- **Aim of the exercise**
List every line of the listing that contains the string "inwardly", with case counting.

── Supplied data ──

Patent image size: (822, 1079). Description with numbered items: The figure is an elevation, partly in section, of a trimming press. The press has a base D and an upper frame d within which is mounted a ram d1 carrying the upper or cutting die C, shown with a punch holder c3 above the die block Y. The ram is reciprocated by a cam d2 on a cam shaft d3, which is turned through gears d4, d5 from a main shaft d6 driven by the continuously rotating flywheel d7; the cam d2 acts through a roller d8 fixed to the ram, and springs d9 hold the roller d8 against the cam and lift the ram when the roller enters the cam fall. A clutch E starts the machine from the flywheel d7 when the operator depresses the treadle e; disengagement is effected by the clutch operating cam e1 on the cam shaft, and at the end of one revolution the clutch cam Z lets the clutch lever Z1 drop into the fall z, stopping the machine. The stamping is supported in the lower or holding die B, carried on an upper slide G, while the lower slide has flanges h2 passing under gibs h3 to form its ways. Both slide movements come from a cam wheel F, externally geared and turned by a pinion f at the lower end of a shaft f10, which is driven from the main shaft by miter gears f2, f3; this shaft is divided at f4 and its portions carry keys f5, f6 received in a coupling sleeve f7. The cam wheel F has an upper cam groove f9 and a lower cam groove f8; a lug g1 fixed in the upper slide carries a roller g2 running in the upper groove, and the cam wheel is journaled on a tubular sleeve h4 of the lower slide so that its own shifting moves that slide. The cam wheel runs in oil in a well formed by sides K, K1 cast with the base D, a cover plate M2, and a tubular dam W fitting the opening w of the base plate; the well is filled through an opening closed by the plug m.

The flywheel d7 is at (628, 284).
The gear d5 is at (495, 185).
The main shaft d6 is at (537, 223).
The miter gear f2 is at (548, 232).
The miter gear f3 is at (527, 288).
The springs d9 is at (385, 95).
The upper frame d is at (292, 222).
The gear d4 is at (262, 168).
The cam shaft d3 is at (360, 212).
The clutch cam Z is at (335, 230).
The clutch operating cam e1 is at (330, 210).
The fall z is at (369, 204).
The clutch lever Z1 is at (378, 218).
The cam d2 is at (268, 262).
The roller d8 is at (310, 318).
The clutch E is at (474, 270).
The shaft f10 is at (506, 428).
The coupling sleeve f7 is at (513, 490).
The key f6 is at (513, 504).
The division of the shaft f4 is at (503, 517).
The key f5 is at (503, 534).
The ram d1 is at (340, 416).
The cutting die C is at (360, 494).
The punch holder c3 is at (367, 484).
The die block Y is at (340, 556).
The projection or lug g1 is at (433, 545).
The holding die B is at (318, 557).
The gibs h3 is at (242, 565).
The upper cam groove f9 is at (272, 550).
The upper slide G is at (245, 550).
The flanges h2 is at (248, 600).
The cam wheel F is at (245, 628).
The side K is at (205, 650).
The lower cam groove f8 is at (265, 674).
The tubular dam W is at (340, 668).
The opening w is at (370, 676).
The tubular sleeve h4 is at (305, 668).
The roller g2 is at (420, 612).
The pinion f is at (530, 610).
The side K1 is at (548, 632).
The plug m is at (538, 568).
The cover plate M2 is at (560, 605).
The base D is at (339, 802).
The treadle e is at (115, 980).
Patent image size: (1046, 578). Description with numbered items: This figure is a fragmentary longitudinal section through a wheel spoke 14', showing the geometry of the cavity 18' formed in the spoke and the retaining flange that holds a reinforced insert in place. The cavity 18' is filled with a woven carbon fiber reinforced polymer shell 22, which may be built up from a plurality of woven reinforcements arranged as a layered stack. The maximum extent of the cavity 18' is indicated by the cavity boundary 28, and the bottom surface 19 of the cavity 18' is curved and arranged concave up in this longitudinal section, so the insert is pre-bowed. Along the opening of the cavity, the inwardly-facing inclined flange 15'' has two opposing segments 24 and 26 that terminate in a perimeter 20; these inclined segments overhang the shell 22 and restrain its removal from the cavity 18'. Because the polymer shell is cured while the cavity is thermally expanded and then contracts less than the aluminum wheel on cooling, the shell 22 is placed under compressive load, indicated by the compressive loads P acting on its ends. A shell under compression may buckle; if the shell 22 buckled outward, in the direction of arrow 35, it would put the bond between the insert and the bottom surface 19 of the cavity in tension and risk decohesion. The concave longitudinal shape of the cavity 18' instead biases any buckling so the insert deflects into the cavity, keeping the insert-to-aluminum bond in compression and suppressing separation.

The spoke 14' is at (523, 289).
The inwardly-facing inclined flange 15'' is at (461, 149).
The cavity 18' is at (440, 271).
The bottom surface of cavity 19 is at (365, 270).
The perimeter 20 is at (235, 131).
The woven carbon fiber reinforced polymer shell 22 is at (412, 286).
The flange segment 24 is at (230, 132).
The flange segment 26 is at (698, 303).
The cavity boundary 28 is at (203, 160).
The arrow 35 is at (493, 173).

───

- **Answer in full**
Patent image size: (1046, 578). Description with numbered items: This figure is a fragmentary longitudinal section through a wheel spoke 14', showing the geometry of the cavity 18' formed in the spoke and the retaining flange that holds a reinforced insert in place. The cavity 18' is filled with a woven carbon fiber reinforced polymer shell 22, which may be built up from a plurality of woven reinforcements arranged as a layered stack. The maximum extent of the cavity 18' is indicated by the cavity boundary 28, and the bottom surface 19 of the cavity 18' is curved and arranged concave up in this longitudinal section, so the insert is pre-bowed. Along the opening of the cavity, the inwardly-facing inclined flange 15'' has two opposing segments 24 and 26 that terminate in a perimeter 20; these inclined segments overhang the shell 22 and restrain its removal from the cavity 18'. Because the polymer shell is cured while the cavity is thermally expanded and then contracts less than the aluminum wheel on cooling, the shell 22 is placed under compressive load, indicated by the compressive loads P acting on its ends. A shell under compression may buckle; if the shell 22 buckled outward, in the direction of arrow 35, it would put the bond between the insert and the bottom surface 19 of the cavity in tension and risk decohesion. The concave longitudinal shape of the cavity 18' instead biases any buckling so the insert deflects into the cavity, keeping the insert-to-aluminum bond in compression and suppressing separation.
The inwardly-facing inclined flange 15'' is at (461, 149).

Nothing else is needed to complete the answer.